---------- Available records ----------

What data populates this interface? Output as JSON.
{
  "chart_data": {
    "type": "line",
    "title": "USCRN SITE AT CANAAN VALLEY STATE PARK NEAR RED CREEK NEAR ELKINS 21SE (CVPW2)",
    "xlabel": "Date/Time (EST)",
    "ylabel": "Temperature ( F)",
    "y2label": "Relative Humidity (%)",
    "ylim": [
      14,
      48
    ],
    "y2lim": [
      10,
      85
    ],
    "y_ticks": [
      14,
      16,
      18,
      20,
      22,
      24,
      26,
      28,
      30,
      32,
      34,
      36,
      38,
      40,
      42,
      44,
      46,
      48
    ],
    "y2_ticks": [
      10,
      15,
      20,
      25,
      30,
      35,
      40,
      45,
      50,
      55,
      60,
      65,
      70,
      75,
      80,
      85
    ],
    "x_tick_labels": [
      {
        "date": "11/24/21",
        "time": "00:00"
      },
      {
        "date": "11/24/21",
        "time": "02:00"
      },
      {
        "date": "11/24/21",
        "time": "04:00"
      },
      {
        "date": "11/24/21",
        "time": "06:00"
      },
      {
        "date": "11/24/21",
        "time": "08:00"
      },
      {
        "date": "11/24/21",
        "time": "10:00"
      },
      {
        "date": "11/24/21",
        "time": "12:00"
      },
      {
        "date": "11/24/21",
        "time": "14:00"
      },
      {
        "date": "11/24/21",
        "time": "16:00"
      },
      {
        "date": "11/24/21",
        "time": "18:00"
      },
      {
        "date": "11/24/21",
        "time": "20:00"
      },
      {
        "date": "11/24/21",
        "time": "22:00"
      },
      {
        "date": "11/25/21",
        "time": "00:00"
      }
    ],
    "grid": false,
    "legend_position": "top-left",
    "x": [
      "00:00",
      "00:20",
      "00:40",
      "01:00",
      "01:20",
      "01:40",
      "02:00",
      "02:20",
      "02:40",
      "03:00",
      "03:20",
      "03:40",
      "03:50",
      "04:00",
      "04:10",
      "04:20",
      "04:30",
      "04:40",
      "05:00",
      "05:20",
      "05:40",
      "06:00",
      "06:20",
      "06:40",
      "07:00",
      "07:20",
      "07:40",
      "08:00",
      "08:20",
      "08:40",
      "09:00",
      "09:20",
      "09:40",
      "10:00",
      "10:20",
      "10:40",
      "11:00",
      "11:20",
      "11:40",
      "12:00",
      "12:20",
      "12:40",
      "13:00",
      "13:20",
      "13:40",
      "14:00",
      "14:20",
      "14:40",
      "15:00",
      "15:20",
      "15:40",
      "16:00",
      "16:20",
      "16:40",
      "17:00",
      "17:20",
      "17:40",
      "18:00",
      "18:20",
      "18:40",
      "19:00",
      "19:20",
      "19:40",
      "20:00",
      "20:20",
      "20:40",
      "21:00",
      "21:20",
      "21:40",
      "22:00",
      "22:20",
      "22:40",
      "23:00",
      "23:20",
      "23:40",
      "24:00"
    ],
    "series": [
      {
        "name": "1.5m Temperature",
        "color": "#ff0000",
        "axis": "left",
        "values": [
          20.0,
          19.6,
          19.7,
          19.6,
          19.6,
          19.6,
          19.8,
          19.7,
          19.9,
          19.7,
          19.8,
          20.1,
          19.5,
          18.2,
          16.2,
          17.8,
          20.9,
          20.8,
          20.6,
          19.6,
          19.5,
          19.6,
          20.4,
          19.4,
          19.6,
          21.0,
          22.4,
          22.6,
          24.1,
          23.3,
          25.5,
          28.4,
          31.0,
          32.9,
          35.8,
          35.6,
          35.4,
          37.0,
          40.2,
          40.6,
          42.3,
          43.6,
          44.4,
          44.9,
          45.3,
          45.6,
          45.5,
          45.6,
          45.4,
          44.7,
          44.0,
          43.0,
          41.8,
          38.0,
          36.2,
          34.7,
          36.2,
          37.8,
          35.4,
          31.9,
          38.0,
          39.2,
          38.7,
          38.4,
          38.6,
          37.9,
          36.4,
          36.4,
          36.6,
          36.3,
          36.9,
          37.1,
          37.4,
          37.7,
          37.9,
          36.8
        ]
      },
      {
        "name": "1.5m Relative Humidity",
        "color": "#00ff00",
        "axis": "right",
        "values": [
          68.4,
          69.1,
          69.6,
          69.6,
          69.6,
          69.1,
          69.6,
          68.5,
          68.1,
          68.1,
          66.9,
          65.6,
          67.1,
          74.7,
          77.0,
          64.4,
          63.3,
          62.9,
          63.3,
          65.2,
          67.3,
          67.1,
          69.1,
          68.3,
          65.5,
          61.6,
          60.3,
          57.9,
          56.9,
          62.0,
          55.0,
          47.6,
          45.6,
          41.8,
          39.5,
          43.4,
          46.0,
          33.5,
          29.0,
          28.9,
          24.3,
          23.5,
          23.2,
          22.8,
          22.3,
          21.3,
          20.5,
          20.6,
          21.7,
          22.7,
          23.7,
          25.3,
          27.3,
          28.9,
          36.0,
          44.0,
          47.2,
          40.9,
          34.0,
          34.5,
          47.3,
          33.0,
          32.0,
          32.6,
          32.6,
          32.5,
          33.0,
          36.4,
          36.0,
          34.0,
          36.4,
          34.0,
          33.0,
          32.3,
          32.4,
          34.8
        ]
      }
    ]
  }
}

----------

Instructions to follow: Your task is to report how many lines of the material include the string "Temperature". Give the number and no other words.

Exercise output: 2